# [Record set]

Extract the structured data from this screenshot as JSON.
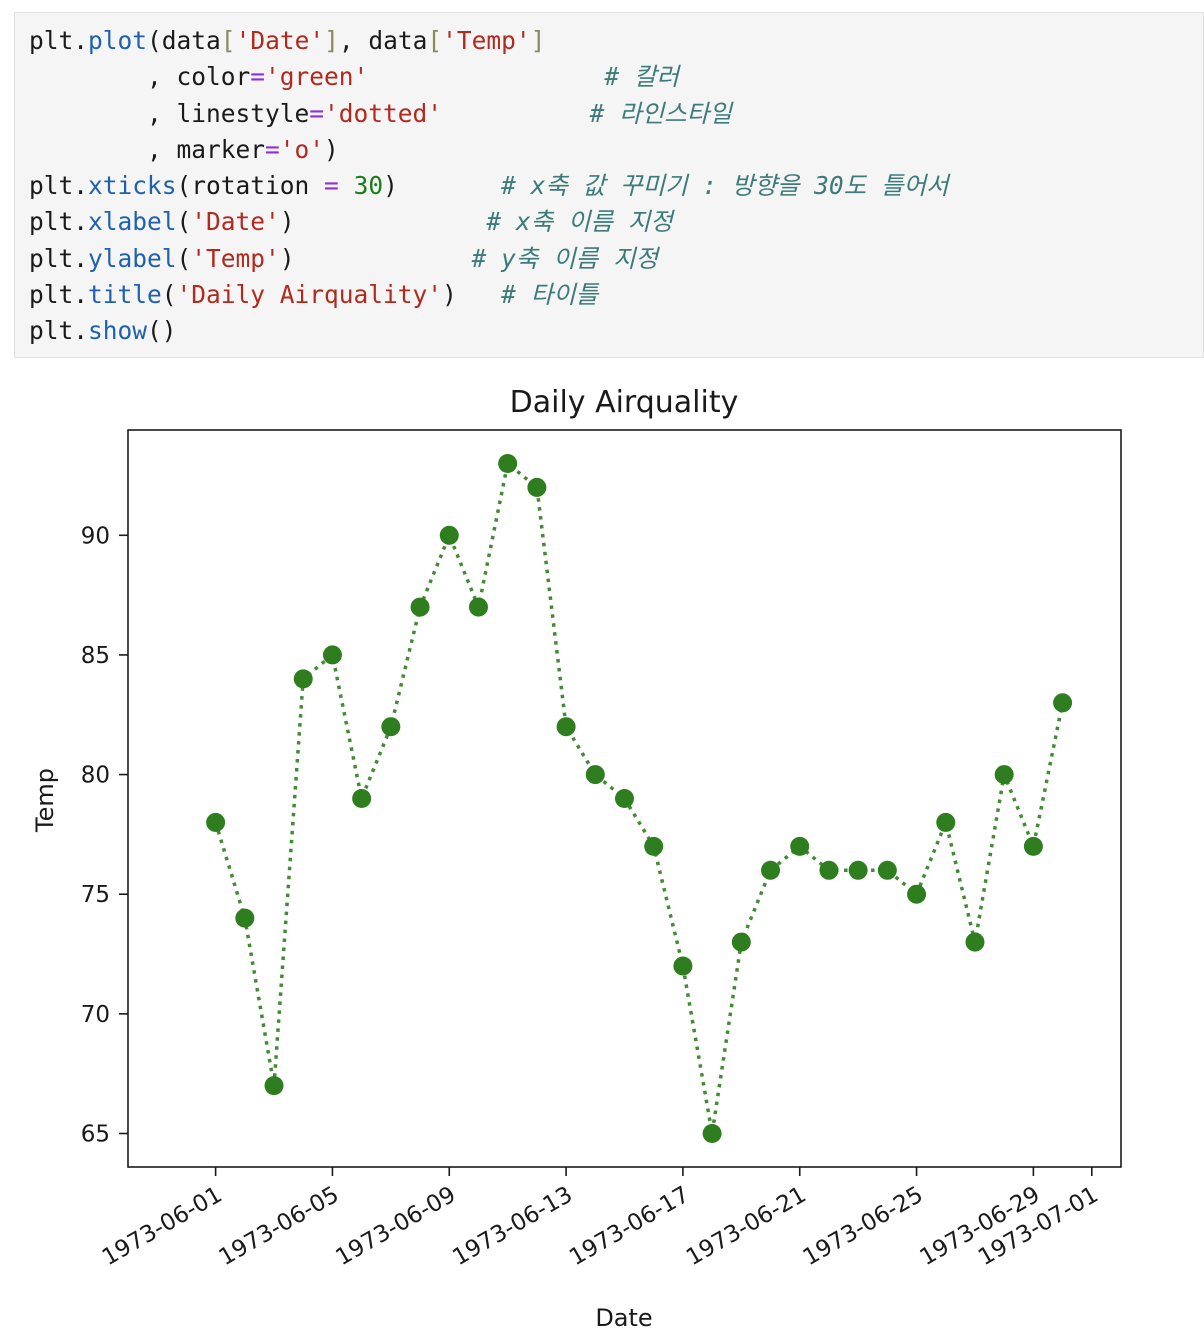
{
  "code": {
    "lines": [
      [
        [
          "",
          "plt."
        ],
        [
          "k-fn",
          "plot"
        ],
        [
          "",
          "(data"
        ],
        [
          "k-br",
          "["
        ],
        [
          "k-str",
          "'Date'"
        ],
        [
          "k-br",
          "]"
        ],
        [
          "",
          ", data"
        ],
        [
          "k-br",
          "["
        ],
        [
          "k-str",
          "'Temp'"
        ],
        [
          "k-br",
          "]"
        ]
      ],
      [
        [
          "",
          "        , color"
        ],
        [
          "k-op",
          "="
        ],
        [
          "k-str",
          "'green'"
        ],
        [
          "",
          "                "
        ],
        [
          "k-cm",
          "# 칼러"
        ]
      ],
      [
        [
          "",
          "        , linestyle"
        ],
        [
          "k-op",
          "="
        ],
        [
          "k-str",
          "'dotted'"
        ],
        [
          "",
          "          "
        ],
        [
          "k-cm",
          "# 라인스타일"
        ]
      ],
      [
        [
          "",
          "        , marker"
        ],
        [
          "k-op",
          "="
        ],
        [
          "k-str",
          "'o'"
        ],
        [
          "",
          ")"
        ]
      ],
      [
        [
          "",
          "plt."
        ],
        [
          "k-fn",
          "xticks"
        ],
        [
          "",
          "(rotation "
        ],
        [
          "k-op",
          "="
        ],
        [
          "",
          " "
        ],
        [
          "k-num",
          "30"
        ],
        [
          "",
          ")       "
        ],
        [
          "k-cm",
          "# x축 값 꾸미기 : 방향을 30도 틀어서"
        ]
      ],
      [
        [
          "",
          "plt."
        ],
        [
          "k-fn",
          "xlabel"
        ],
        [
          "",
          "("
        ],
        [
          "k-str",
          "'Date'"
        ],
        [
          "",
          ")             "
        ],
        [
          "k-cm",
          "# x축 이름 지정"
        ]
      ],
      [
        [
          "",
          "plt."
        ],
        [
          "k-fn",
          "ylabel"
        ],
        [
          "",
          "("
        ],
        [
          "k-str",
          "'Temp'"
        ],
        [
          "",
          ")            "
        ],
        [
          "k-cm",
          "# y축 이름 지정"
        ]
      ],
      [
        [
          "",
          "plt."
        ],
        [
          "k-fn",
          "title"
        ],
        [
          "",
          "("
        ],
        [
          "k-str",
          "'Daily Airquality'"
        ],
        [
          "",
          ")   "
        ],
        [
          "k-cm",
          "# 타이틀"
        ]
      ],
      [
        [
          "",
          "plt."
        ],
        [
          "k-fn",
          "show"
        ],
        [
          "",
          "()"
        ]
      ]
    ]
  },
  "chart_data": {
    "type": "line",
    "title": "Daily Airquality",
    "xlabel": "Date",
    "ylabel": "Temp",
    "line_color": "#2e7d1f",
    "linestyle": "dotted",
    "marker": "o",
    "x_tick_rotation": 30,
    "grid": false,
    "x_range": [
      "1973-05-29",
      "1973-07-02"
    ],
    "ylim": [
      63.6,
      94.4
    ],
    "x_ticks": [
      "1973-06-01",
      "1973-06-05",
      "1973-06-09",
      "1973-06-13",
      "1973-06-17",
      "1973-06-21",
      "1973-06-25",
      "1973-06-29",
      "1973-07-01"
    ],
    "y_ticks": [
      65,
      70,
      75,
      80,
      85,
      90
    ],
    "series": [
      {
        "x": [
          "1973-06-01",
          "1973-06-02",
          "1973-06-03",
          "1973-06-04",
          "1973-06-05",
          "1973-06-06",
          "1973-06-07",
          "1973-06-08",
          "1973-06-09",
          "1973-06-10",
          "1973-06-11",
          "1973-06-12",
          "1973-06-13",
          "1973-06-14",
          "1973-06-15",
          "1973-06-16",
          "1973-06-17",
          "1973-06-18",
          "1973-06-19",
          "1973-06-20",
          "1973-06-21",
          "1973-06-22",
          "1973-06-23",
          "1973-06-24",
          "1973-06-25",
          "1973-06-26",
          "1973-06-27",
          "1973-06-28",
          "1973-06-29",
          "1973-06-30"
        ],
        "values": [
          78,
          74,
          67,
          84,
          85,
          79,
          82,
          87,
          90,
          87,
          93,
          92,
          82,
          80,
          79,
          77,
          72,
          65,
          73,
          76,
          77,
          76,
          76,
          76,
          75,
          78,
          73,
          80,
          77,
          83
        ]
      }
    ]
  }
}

...

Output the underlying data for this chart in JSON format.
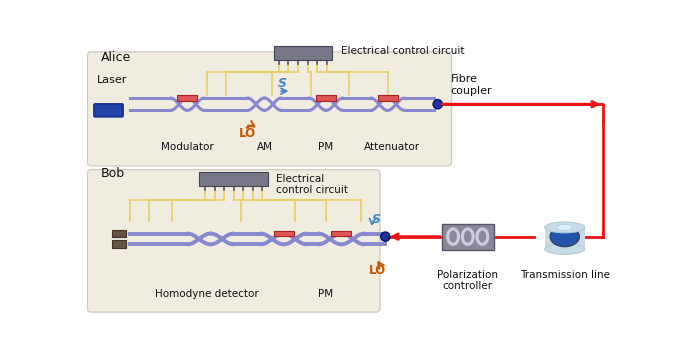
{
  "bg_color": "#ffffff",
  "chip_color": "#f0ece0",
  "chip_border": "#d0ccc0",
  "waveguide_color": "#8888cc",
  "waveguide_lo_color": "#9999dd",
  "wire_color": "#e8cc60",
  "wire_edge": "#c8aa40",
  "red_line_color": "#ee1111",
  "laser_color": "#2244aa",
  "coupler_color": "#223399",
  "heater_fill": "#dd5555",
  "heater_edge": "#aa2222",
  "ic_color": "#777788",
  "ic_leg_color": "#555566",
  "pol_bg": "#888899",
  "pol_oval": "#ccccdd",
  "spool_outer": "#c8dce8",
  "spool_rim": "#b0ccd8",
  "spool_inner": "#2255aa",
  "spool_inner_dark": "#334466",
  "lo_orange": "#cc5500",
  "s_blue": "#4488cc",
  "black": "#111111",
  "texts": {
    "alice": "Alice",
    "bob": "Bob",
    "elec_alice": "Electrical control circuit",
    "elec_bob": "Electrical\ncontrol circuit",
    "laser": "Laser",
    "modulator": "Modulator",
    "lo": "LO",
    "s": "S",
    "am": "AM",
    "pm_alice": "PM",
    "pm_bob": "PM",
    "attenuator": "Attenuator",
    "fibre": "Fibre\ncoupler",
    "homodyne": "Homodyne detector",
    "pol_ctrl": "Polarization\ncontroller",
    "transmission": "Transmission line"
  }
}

# [Do this]
Lines containing the word "Electrical" must all be returned from the material above.

# [Task solution]
    "elec_alice": "Electrical control circuit",
    "elec_bob": "Electrical\ncontrol circuit",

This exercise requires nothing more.